- [Directive]:
Transcribe precisely those lines of the listing that fall between the line containing "OCR this image." and the last line, inclusive of both.

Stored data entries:
......
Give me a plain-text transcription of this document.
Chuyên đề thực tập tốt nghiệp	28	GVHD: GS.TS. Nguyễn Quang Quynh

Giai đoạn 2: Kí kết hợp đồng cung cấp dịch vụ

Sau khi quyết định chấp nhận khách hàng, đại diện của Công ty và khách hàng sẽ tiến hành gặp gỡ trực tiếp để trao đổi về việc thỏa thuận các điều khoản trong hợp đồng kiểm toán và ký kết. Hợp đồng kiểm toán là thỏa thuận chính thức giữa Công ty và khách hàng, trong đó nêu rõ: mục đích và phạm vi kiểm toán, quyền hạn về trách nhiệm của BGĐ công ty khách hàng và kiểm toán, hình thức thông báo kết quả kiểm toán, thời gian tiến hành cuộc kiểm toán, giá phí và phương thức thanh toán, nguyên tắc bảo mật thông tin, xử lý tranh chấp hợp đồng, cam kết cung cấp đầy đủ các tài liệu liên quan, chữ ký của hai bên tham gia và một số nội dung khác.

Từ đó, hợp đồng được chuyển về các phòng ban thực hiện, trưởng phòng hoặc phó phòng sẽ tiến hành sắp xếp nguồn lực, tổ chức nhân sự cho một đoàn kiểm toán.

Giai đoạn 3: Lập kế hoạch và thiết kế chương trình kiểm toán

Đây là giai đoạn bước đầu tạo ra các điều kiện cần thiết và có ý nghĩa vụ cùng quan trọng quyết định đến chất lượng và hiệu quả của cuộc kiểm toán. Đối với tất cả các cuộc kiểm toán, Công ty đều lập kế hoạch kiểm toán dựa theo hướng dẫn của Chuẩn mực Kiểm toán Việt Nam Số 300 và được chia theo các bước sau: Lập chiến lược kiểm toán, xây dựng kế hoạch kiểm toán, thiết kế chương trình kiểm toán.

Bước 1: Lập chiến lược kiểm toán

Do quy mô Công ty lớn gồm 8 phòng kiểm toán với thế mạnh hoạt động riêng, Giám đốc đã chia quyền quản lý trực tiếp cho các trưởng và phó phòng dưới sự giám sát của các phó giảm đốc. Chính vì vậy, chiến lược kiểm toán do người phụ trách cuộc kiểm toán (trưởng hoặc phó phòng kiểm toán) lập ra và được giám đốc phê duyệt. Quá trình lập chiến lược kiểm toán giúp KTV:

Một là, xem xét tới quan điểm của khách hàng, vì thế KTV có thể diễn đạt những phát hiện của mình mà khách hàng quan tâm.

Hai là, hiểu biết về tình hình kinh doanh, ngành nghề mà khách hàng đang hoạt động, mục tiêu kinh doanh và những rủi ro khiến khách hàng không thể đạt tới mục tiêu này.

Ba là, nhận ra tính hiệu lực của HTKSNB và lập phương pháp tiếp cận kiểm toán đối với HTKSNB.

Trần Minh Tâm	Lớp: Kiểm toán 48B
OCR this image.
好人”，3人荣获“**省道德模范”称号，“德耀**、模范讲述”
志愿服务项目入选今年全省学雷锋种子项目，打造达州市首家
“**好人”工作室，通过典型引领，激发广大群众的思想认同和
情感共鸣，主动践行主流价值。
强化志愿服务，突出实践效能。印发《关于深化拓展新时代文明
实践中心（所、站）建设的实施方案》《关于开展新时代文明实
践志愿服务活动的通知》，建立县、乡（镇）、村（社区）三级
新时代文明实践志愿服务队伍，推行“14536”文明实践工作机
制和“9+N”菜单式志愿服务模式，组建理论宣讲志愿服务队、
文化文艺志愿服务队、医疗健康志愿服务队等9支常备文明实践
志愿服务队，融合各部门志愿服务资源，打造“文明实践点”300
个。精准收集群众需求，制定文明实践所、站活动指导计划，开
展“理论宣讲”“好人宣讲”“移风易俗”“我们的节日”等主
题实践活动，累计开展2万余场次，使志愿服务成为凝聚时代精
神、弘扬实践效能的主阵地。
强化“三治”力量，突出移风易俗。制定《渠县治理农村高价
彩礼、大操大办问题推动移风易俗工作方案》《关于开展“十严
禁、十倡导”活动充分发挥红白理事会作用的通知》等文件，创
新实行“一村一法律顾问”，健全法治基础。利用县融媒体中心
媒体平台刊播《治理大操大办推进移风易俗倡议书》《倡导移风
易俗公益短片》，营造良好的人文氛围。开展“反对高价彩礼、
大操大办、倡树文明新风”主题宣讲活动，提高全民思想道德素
......
- [Answer to this exercise]:
OCR this image.
好人”，3人荣获“**省道德模范”称号，“德耀**、模范讲述”
志愿服务项目入选今年全省学雷锋种子项目，打造达州市首家
“**好人”工作室，通过典型引领，激发广大群众的思想认同和
情感共鸣，主动践行主流价值。
强化志愿服务，突出实践效能。印发《关于深化拓展新时代文明
实践中心（所、站）建设的实施方案》《关于开展新时代文明实
践志愿服务活动的通知》，建立县、乡（镇）、村（社区）三级
新时代文明实践志愿服务队伍，推行“14536”文明实践工作机
制和“9+N”菜单式志愿服务模式，组建理论宣讲志愿服务队、
文化文艺志愿服务队、医疗健康志愿服务队等9支常备文明实践
志愿服务队，融合各部门志愿服务资源，打造“文明实践点”300
个。精准收集群众需求，制定文明实践所、站活动指导计划，开
展“理论宣讲”“好人宣讲”“移风易俗”“我们的节日”等主
题实践活动，累计开展2万余场次，使志愿服务成为凝聚时代精
神、弘扬实践效能的主阵地。
强化“三治”力量，突出移风易俗。制定《渠县治理农村高价
彩礼、大操大办问题推动移风易俗工作方案》《关于开展“十严
禁、十倡导”活动充分发挥红白理事会作用的通知》等文件，创
新实行“一村一法律顾问”，健全法治基础。利用县融媒体中心
媒体平台刊播《治理大操大办推进移风易俗倡议书》《倡导移风
易俗公益短片》，营造良好的人文氛围。开展“反对高价彩礼、
大操大办、倡树文明新风”主题宣讲活动，提高全民思想道德素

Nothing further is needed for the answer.